### Set exercise A
In the listing of boxed layout items, reproduce verbatim every line starting with the line with "toolbar-separator <box>335 7 336 22</box>" and going on through the line with "toolbar-separator <box>172 7 173 22</box>".

============================================================

# old pallets to make tops and bottoms



## giant pumpkin peep (Mar 14, 2009)

i feel like ive been seeing alot people trying to get rid of old shipping pallets lately. Anybody take these break em down, and make bee stuff? 
thanks


----------



## odfrank (May 13, 2002)

The wood used for pallets is the lowest grade. You will get what you paid for.


----------



## rwurster (Oct 30, 2010)

I use the ribs out of the 4 ribbers for sawhorse legs and the slats as supports for the legs. If I get some straight nails when I'm breaking them down I save those, they have a really nice bite. Most of the slats break so I use those in the winter for fuel in a mass heater or we use them for campfires. Unless you can find the 1" thick slats I wouldn't consider using them for much of anything other than firewood. I rip the thicker slats into 3/8" shims to put under my top covers in the summer. Except for the few hardwood ribs I come by, pallets are pretty much garbage as far as wood is concerned.


----------



## Charlie B (May 20, 2011)

============================================================

### Set exercise B
Carry the forum thread about turning old shipping pallets into hive tops and bottoms forward from the point where it stops.

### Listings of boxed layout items
============================================================

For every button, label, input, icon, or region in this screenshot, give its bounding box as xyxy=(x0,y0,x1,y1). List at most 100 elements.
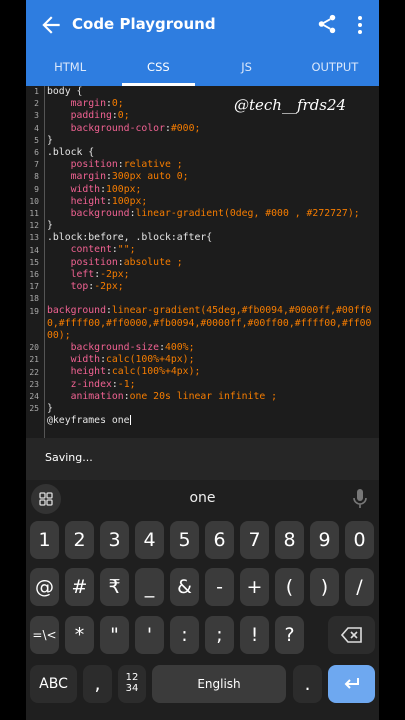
line-number: 16 xyxy=(29,270,39,279)
code-line: margin:300px auto 0; xyxy=(70,171,189,183)
line-number: 14 xyxy=(29,245,39,255)
code-line: 0,#ffff00,#ff0000,#fb0094,#0000ff,#00ff0… xyxy=(47,317,372,329)
key[interactable]: ' xyxy=(135,616,164,654)
code-line: background:linear-gradient(0deg, #000 , … xyxy=(70,207,360,219)
key[interactable]: + xyxy=(240,568,269,606)
status-message: Saving... xyxy=(45,451,93,464)
line-number: 13 xyxy=(29,233,39,243)
line-number: 1 xyxy=(34,87,39,96)
line-number: 12 xyxy=(29,221,39,231)
key[interactable]: 2 xyxy=(65,521,94,559)
space-key[interactable]: English xyxy=(152,665,286,703)
code-line: 00); xyxy=(47,329,71,341)
numpad-key[interactable]: 12 34 xyxy=(118,665,146,703)
line-number: 24 xyxy=(29,392,39,401)
key[interactable]: ! xyxy=(240,616,269,654)
back-arrow-icon[interactable] xyxy=(38,12,64,38)
key[interactable]: ( xyxy=(275,568,304,606)
code-line: background-size:400%; xyxy=(70,341,195,353)
status-bar: Saving... xyxy=(26,438,379,480)
line-number: 18 xyxy=(29,294,39,304)
key[interactable]: : xyxy=(170,616,199,654)
key[interactable]: 1 xyxy=(30,521,59,559)
key[interactable]: - xyxy=(205,568,234,606)
key[interactable]: 8 xyxy=(275,521,304,559)
line-number: 8 xyxy=(34,172,39,182)
key[interactable]: & xyxy=(170,568,199,606)
code-line: width:100px; xyxy=(70,183,142,195)
key[interactable]: 3 xyxy=(100,521,129,559)
key[interactable]: =\< xyxy=(30,616,59,654)
key[interactable]: _ xyxy=(135,568,164,606)
symbol-row-1: @ # ₹ _ & - +() / xyxy=(26,568,379,608)
abc-key[interactable]: ABC xyxy=(30,665,77,703)
key[interactable]: ? xyxy=(275,616,304,654)
code-line: animation:one 20s linear infinite ; xyxy=(70,390,278,402)
period-key[interactable]: . xyxy=(293,665,322,703)
line-number: 4 xyxy=(34,123,39,133)
code-area[interactable]: body { margin:0; padding:0; background-c… xyxy=(47,86,377,427)
key[interactable]: 6 xyxy=(205,521,234,559)
line-number: 19 xyxy=(29,306,39,316)
key[interactable]: 7 xyxy=(240,521,269,559)
tab-output[interactable]: OUTPUT xyxy=(291,50,379,86)
text-cursor xyxy=(129,415,131,426)
line-number: 3 xyxy=(34,111,39,121)
microphone-icon[interactable] xyxy=(352,488,368,510)
line-number: 6 xyxy=(34,148,39,157)
key[interactable]: / xyxy=(345,568,374,606)
line-number: 17 xyxy=(29,282,39,292)
enter-key[interactable] xyxy=(328,665,375,703)
key[interactable]: @ xyxy=(30,568,59,606)
code-line: } xyxy=(47,220,53,232)
backspace-key[interactable] xyxy=(328,616,375,654)
symbol-row-2: =\< * " ':;!? xyxy=(26,616,379,656)
suggestion-word[interactable]: one xyxy=(26,490,379,506)
code-line: content:""; xyxy=(70,244,136,256)
line-number: 9 xyxy=(34,184,39,194)
key[interactable]: 9 xyxy=(310,521,339,559)
line-number: 2 xyxy=(34,99,39,109)
app-window: Code Playground HTML CSS JS OUTPUT 12345… xyxy=(26,0,379,720)
key[interactable]: ₹ xyxy=(100,568,129,606)
key[interactable]: 5 xyxy=(170,521,199,559)
code-line: @keyframes one xyxy=(47,415,131,427)
code-line: } xyxy=(47,134,53,146)
line-number-gutter: 1 2 3 4 5 6 7 8 9 10 11 12 13 14 15 16 17 18 19 20 21 22 23 24 2… xyxy=(26,86,45,438)
more-options-icon[interactable] xyxy=(353,13,367,37)
line-number: 23 xyxy=(29,379,39,389)
code-line: z-index:-1; xyxy=(70,378,136,390)
code-line: .block:before, .block:after{ xyxy=(47,232,213,244)
line-number: 21 xyxy=(29,355,39,365)
line-number: 5 xyxy=(34,135,39,145)
code-line: .block { xyxy=(47,146,95,158)
backspace-icon xyxy=(340,627,362,643)
bottom-row: ABC , 12 34 English . xyxy=(26,665,379,705)
code-line: background-color:#000; xyxy=(70,122,201,134)
app-bar: Code Playground HTML CSS JS OUTPUT xyxy=(26,0,379,86)
line-number: 25 xyxy=(29,404,39,414)
enter-arrow-icon xyxy=(344,678,359,689)
key[interactable]: ) xyxy=(310,568,339,606)
code-line: position:absolute ; xyxy=(70,256,183,268)
key[interactable]: # xyxy=(65,568,94,606)
code-line: height:calc(100%+4px); xyxy=(70,366,201,378)
tab-js[interactable]: JS xyxy=(203,50,291,86)
tab-html[interactable]: HTML xyxy=(26,50,114,86)
number-row: 1234567890 xyxy=(26,521,379,561)
line-number: 11 xyxy=(29,209,39,218)
share-icon[interactable] xyxy=(316,13,338,35)
tab-css[interactable]: CSS xyxy=(114,50,202,86)
line-number: 7 xyxy=(34,160,39,170)
key[interactable]: 0 xyxy=(345,521,374,559)
code-line: height:100px; xyxy=(70,195,148,207)
key[interactable]: * xyxy=(65,616,94,654)
key[interactable]: " xyxy=(100,616,129,654)
tab-bar: HTML CSS JS OUTPUT xyxy=(26,50,379,86)
code-editor[interactable]: 1 2 3 4 5 6 7 8 9 10 11 12 13 14 15 16 17 18 19 20 21 22 23 24 2… xyxy=(26,86,379,438)
comma-key[interactable]: , xyxy=(83,665,112,703)
code-line: position:relative ; xyxy=(70,159,183,171)
line-number: 10 xyxy=(29,196,39,206)
key[interactable]: ; xyxy=(205,616,234,654)
key[interactable]: 4 xyxy=(135,521,164,559)
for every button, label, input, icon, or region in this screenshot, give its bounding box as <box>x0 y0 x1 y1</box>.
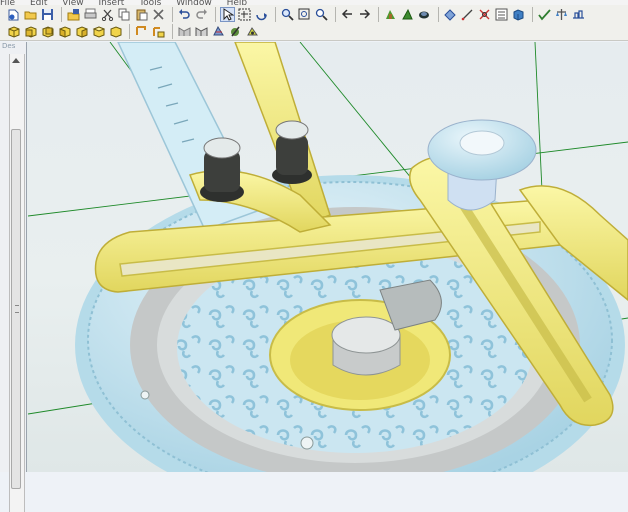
toolbar-separator <box>335 7 336 22</box>
rotate-view-icon[interactable] <box>254 7 269 22</box>
toolbar-separator <box>438 7 439 22</box>
model-render <box>27 42 628 472</box>
render-mode-icon[interactable] <box>383 7 398 22</box>
toolbar-separator <box>172 7 173 22</box>
bottom-view-icon[interactable] <box>108 24 123 39</box>
scroll-grip-icon <box>15 305 19 313</box>
scroll-up-arrow-icon[interactable] <box>12 58 20 63</box>
front-view-icon[interactable] <box>23 24 38 39</box>
3d-viewport[interactable] <box>27 42 628 472</box>
toolbar-separator <box>215 7 216 22</box>
component-icon[interactable] <box>477 7 492 22</box>
save-icon[interactable] <box>40 7 55 22</box>
undo-icon[interactable] <box>177 7 192 22</box>
paste-icon[interactable] <box>134 7 149 22</box>
print-icon[interactable] <box>83 7 98 22</box>
copy-icon[interactable] <box>117 7 132 22</box>
delete-icon[interactable] <box>151 7 166 22</box>
center-pin <box>331 316 401 376</box>
zoom-window-icon[interactable] <box>297 7 312 22</box>
toolbar-separator <box>275 7 276 22</box>
vertical-scrollbar[interactable] <box>9 54 25 512</box>
material-icon[interactable] <box>228 24 243 39</box>
zoom-icon[interactable] <box>280 7 295 22</box>
section-icon[interactable] <box>177 24 192 39</box>
measure-icon[interactable] <box>443 7 458 22</box>
toolbar-separator <box>129 23 130 39</box>
back-view-icon[interactable] <box>40 24 55 39</box>
part-icon[interactable] <box>511 7 526 22</box>
shadow-icon[interactable] <box>194 24 209 39</box>
dimension-icon[interactable] <box>460 7 475 22</box>
toolbar-separator <box>61 7 62 22</box>
balance-icon[interactable] <box>554 7 569 22</box>
shaded-mode-icon[interactable] <box>400 7 415 22</box>
top-view-icon[interactable] <box>91 24 106 39</box>
simulation-icon[interactable] <box>571 7 586 22</box>
light-icon[interactable] <box>245 24 260 39</box>
cut-icon[interactable] <box>100 7 115 22</box>
panel-title: Des <box>2 42 16 50</box>
right-view-icon[interactable] <box>74 24 89 39</box>
next-view-icon[interactable] <box>357 7 372 22</box>
smart-select-icon[interactable] <box>237 7 252 22</box>
toolbar-separator <box>532 7 533 22</box>
check-icon[interactable] <box>537 7 552 22</box>
toolbar-separator <box>378 7 379 22</box>
feature-tree-panel: Des <box>0 42 27 512</box>
display-icon[interactable] <box>417 7 432 22</box>
new-file-icon[interactable] <box>6 7 21 22</box>
redo-icon[interactable] <box>194 7 209 22</box>
properties-icon[interactable] <box>494 7 509 22</box>
view-cube-icon[interactable] <box>151 24 166 39</box>
texture-icon[interactable] <box>211 24 226 39</box>
open-folder-icon[interactable] <box>23 7 38 22</box>
save-all-icon[interactable] <box>66 7 81 22</box>
previous-view-icon[interactable] <box>340 7 355 22</box>
scroll-thumb[interactable] <box>11 129 21 489</box>
toolbar-separator <box>172 23 173 39</box>
iso-view-icon[interactable] <box>6 24 21 39</box>
zoom-fit-icon[interactable] <box>314 7 329 22</box>
left-view-icon[interactable] <box>57 24 72 39</box>
select-arrow-icon[interactable] <box>220 7 235 22</box>
pan-view-icon[interactable] <box>134 24 149 39</box>
view-toolbar <box>0 22 628 41</box>
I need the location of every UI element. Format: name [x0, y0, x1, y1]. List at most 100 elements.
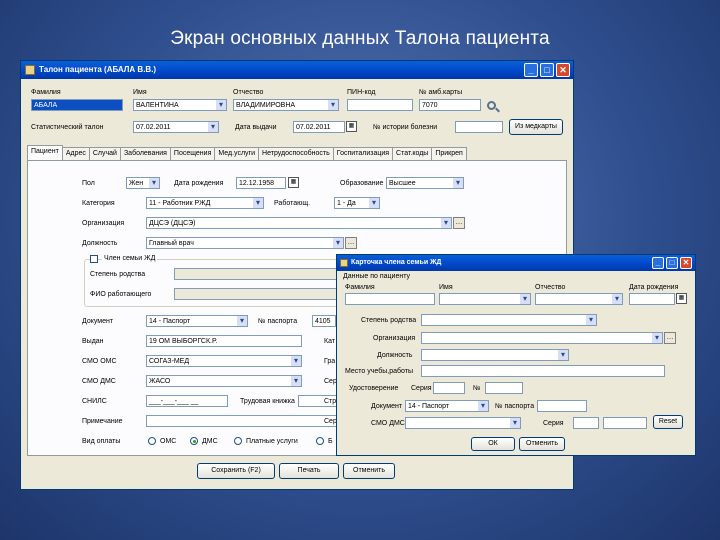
kin-label: Степень родства	[90, 271, 146, 278]
family-close-icon[interactable]: ✕	[680, 257, 692, 269]
calendar-icon[interactable]: ▦	[346, 121, 357, 132]
tab-patient[interactable]: Пациент	[27, 145, 63, 160]
family-org-combo[interactable]	[421, 332, 663, 344]
snils-field[interactable]: ___-___-___ __	[146, 395, 228, 407]
organization-browse-button[interactable]: …	[453, 217, 465, 229]
pay-paid-label: Платные услуги	[246, 438, 298, 445]
family-kin-label: Степень родства	[361, 317, 417, 324]
passport-label: № паспорта	[258, 318, 298, 325]
family-member-checkbox[interactable]	[90, 255, 98, 263]
tab-hospitalization[interactable]: Госпитализация	[332, 147, 394, 160]
name-combo[interactable]: ВАЛЕНТИНА	[133, 99, 227, 111]
family-policy-series-label: Серия	[543, 420, 564, 427]
family-cancel-button[interactable]: Отменить	[519, 437, 565, 451]
family-passport-field[interactable]	[537, 400, 587, 412]
minimize-icon[interactable]: _	[524, 63, 538, 77]
sex-combo[interactable]: Жен	[126, 177, 160, 189]
pay-other-label: Б	[328, 438, 333, 445]
category-label: Категория	[82, 200, 115, 207]
smo-dms-label: СМО ДМС	[82, 378, 116, 385]
slide-title: Экран основных данных Талона пациента	[170, 28, 550, 49]
tab-diseases[interactable]: Заболевания	[119, 147, 171, 160]
issue-date-field[interactable]: 07.02.2011	[293, 121, 345, 133]
kin-field[interactable]	[174, 268, 344, 280]
pay-other-radio[interactable]	[316, 437, 324, 445]
cut-label-2: Гра	[324, 358, 336, 365]
family-surname-field[interactable]	[345, 293, 435, 305]
family-maximize-icon[interactable]: □	[666, 257, 678, 269]
birth-calendar-icon[interactable]: ▦	[288, 177, 299, 188]
family-cert-series-field[interactable]	[433, 382, 465, 394]
issue-label: Дата выдачи	[235, 124, 277, 131]
family-reset-button[interactable]: Reset	[653, 415, 683, 429]
pay-dms-radio[interactable]	[190, 437, 198, 445]
family-job-label: Место учебы,работы	[345, 368, 413, 375]
working-combo[interactable]: 1 - Да	[334, 197, 380, 209]
save-button[interactable]: Сохранить (F2)	[197, 463, 275, 479]
family-patronymic-combo[interactable]	[535, 293, 623, 305]
family-cert-number-label: №	[473, 385, 481, 392]
tab-stat-codes[interactable]: Стат.коды	[392, 147, 433, 160]
patronymic-combo[interactable]: ВЛАДИМИРОВНА	[233, 99, 339, 111]
post-combo[interactable]: Главный врач	[146, 237, 344, 249]
organization-combo[interactable]: ДЦСЭ (ДЦСЭ)	[146, 217, 452, 229]
maximize-icon[interactable]: □	[540, 63, 554, 77]
family-cert-number-field[interactable]	[485, 382, 523, 394]
family-post-combo[interactable]	[421, 349, 569, 361]
history-field[interactable]	[455, 121, 503, 133]
cut-label-5: Стр	[324, 398, 337, 405]
category-combo[interactable]: 11 - Работник РЖД	[146, 197, 264, 209]
post-label: Должность	[82, 240, 118, 247]
family-card-title: Карточка члена семьи ЖД	[351, 259, 442, 266]
family-kin-combo[interactable]	[421, 314, 597, 326]
passport-field[interactable]: 4105	[312, 315, 336, 327]
tab-case[interactable]: Случай	[88, 147, 121, 160]
smo-dms-combo[interactable]: ЖАСО	[146, 375, 302, 387]
family-smo-combo[interactable]	[405, 417, 521, 429]
tab-strip: Пациент Адрес Случай Заболевания Посещен…	[27, 145, 467, 160]
family-name-combo[interactable]	[439, 293, 531, 305]
education-combo[interactable]: Высшее	[386, 177, 464, 189]
family-passport-label: № паспорта	[495, 403, 535, 410]
pay-paid-radio[interactable]	[234, 437, 242, 445]
note-label: Примечание	[82, 418, 123, 425]
family-doc-combo[interactable]: 14 - Паспорт	[405, 400, 489, 412]
note-field[interactable]	[146, 415, 340, 427]
birth-date-field[interactable]: 12.12.1958	[236, 177, 286, 189]
family-ok-button[interactable]: ОК	[471, 437, 515, 451]
document-combo[interactable]: 14 - Паспорт	[146, 315, 248, 327]
pay-oms-radio[interactable]	[148, 437, 156, 445]
surname-label: Фамилия	[31, 89, 61, 96]
pin-field[interactable]	[347, 99, 413, 111]
family-policy-series-field[interactable]	[573, 417, 599, 429]
tab-attachment[interactable]: Прикреп	[431, 147, 467, 160]
search-icon[interactable]	[487, 101, 496, 110]
cancel-button[interactable]: Отменить	[343, 463, 395, 479]
close-icon[interactable]: ✕	[556, 63, 570, 77]
window-titlebar[interactable]: Талон пациента (АБАЛА В.В.) _ □ ✕	[21, 61, 573, 79]
tab-med-services[interactable]: Мед.услуги	[214, 147, 260, 160]
print-button[interactable]: Печать	[279, 463, 339, 479]
family-birth-field[interactable]	[629, 293, 675, 305]
smo-oms-combo[interactable]: СОГАЗ-МЕД	[146, 355, 302, 367]
family-org-browse-button[interactable]: …	[664, 332, 676, 344]
issued-field[interactable]: 19 ОМ ВЫБОРГСК.Р.	[146, 335, 302, 347]
card-field[interactable]: 7070	[419, 99, 481, 111]
name-label: Имя	[133, 89, 147, 96]
from-medcard-button[interactable]: Из медкарты	[509, 119, 563, 135]
tab-visits[interactable]: Посещения	[169, 147, 216, 160]
surname-field[interactable]: АБАЛА	[31, 99, 123, 111]
family-policy-number-field[interactable]	[603, 417, 647, 429]
app-icon	[25, 65, 35, 75]
family-card-titlebar[interactable]: Карточка члена семьи ЖД _ □ ✕	[337, 255, 695, 271]
family-job-field[interactable]	[421, 365, 665, 377]
worker-name-field[interactable]	[174, 288, 344, 300]
tab-disability[interactable]: Нетрудоспособность	[258, 147, 334, 160]
family-name-label: Имя	[439, 284, 453, 291]
stat-combo[interactable]: 07.02.2011	[133, 121, 219, 133]
post-browse-button[interactable]: …	[345, 237, 357, 249]
family-minimize-icon[interactable]: _	[652, 257, 664, 269]
family-cert-label: Удостоверение	[349, 385, 399, 392]
family-calendar-icon[interactable]: ▦	[676, 293, 687, 304]
tab-address[interactable]: Адрес	[61, 147, 90, 160]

============================================================

### Answer A
toolbar-separator <box>335 7 336 22</box>
rotate-view-icon[interactable] <box>254 7 269 22</box>
toolbar-separator <box>438 7 439 22</box>
model-render <box>27 42 628 472</box>
render-mode-icon[interactable] <box>383 7 398 22</box>
toolbar-separator <box>172 7 173 22</box>

### Answer B
odfrank said:


> The wood used for pallets is the lowest grade. You will get what you paid for.


Trust me, if Odfrank thinks pallet wood is cheap, it's cheap. He knows cheap!


----------



## Jim 134 (Dec 1, 2007)

Charlie B said:


> Trust me, if Odfrank thinks pallet wood is cheap, it's cheap. He knows cheap!


:lpf::lpf:



BEE HAPPY Jim 134


----------



## d.presson (Jun 14, 2006)

In my area of Ky, the pallets are made locally, with locally grown lumber. I use them for bottom boards, paint them and they seem to last as longer as the wood from the big box stores.


David


----------



## Roland (Dec 14, 2008)

Yes, plan on making about 100 roofs and 100 innercovers from shipping skids. One has to know where to "dumpster dive".

Crazy Roland


----------



## sqkcrk (Dec 10, 2005)

Start w/ junk, end up w/ junk. Isn't there something sows' ears and silk purses?

Knock yer self out.


----------



## New Ky Beekeeper (Jun 27, 2011)

Roland said:


> Yes, plan on making about 100 roofs and 100 innercovers from shipping skids. One has to know where to "dumpster dive".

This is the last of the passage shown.